Short problem — Which lines contain the word "Germany"? Return each of them as written.

The input —
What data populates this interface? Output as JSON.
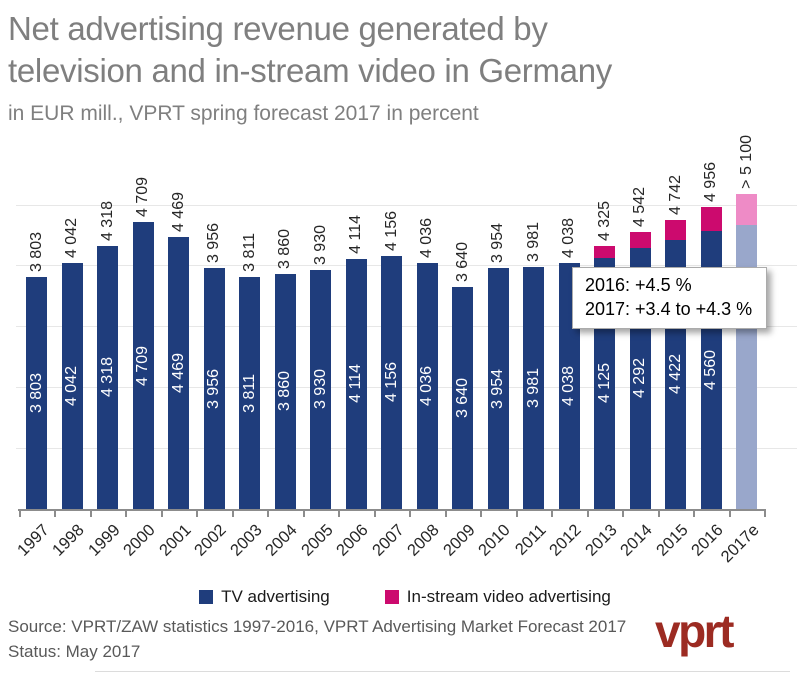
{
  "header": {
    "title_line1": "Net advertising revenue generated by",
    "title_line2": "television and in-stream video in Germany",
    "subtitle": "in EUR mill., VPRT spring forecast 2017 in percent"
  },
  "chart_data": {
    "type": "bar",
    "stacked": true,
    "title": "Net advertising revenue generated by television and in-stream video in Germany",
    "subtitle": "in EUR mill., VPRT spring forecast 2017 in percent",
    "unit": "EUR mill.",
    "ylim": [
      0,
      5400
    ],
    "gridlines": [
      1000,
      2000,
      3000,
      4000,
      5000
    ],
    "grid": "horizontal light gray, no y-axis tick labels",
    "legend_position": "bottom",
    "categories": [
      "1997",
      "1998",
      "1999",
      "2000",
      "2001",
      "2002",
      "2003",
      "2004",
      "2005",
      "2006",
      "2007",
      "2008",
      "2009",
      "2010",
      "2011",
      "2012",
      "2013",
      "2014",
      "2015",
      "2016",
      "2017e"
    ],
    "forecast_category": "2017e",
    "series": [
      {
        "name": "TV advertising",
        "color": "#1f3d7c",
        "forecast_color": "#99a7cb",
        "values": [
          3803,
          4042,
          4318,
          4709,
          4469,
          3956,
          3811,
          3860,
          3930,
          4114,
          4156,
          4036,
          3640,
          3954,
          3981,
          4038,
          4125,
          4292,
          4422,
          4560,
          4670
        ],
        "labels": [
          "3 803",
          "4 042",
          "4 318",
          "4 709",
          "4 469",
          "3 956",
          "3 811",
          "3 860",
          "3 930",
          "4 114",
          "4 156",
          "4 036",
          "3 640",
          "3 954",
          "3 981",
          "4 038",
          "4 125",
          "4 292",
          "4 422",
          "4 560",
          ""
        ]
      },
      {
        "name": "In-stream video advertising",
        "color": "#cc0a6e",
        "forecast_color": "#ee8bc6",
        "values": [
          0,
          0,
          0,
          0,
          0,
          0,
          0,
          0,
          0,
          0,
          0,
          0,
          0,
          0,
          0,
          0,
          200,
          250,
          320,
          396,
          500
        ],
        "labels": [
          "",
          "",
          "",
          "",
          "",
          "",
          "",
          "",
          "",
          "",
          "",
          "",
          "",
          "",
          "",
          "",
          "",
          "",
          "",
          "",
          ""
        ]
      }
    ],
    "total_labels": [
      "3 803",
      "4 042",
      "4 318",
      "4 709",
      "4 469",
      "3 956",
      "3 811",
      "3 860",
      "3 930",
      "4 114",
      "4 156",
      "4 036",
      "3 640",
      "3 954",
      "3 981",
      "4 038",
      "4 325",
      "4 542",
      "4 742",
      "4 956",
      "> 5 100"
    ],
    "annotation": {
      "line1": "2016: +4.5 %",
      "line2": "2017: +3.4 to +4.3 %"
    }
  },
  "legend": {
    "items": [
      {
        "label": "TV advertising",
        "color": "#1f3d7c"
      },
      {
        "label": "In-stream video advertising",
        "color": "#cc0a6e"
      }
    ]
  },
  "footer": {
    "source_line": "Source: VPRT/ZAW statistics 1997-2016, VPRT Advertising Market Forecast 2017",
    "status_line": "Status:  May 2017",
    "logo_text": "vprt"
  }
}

* * *

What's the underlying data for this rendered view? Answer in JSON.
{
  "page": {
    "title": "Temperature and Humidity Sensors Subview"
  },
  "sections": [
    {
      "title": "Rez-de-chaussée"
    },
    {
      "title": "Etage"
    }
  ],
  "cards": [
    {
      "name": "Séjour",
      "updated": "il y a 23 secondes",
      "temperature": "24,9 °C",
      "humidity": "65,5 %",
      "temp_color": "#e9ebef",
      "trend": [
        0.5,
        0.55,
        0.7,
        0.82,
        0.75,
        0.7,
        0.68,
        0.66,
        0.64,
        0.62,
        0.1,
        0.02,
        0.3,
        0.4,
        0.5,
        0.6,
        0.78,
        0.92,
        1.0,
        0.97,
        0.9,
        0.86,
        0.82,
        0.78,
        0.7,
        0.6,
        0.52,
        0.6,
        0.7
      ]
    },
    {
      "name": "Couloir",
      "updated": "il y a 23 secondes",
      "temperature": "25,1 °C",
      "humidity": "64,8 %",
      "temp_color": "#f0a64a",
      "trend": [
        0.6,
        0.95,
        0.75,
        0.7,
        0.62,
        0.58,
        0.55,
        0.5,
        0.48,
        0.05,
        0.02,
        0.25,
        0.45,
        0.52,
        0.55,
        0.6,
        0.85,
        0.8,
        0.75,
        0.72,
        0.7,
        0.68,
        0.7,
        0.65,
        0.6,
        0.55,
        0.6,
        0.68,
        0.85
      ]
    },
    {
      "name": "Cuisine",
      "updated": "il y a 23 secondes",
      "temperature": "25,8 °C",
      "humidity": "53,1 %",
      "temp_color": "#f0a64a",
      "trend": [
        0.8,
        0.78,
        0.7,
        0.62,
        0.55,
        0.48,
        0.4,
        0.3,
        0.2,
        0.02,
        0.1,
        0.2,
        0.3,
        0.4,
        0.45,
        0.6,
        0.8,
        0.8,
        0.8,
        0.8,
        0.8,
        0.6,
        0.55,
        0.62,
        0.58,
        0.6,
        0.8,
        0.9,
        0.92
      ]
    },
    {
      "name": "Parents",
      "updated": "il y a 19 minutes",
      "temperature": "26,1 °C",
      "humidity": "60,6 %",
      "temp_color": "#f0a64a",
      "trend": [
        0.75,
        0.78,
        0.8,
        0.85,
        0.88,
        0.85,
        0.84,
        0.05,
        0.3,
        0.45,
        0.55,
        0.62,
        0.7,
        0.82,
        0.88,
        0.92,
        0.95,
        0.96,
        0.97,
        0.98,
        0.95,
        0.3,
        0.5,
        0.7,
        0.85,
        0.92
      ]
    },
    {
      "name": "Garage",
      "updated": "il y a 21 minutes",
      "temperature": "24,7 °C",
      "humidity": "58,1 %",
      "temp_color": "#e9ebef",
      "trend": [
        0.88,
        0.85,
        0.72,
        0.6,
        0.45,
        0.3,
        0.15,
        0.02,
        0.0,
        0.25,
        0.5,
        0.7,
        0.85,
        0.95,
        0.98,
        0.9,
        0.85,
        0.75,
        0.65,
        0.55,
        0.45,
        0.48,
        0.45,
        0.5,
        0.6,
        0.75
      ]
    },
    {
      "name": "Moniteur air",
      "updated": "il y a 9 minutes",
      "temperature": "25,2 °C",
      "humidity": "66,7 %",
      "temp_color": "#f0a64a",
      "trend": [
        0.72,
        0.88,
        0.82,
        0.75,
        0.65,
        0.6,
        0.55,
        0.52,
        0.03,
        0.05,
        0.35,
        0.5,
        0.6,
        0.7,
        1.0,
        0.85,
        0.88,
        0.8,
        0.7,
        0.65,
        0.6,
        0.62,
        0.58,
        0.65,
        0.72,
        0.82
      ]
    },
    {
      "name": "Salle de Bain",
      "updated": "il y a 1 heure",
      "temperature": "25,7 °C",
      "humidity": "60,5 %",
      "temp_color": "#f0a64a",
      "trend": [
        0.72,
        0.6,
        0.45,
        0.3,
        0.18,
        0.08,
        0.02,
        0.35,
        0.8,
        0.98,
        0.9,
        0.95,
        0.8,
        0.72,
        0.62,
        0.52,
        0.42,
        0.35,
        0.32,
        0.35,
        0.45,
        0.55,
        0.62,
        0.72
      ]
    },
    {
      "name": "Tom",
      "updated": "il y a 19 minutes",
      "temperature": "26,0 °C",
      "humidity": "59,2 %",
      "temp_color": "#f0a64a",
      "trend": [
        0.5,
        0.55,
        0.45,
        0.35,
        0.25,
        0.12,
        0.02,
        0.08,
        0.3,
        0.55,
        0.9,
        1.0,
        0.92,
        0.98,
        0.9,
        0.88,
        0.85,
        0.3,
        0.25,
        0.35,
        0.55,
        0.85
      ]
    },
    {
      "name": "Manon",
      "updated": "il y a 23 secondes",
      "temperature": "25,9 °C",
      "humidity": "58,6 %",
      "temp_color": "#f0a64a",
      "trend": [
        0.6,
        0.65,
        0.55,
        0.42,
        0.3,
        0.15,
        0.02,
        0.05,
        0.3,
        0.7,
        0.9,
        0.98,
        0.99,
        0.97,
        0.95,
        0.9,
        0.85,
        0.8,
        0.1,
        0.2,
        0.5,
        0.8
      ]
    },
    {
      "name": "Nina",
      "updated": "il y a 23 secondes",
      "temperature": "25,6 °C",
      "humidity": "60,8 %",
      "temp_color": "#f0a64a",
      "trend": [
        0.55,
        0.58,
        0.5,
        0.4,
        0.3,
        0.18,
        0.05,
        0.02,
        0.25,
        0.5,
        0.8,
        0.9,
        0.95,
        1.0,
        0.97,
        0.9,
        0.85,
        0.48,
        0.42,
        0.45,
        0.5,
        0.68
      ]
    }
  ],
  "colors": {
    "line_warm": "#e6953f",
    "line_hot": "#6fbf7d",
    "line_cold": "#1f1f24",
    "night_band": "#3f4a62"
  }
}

Worked answer —
    "title_line2": "television and in-stream video in Germany",
    "title": "Net advertising revenue generated by television and in-stream video in Germany",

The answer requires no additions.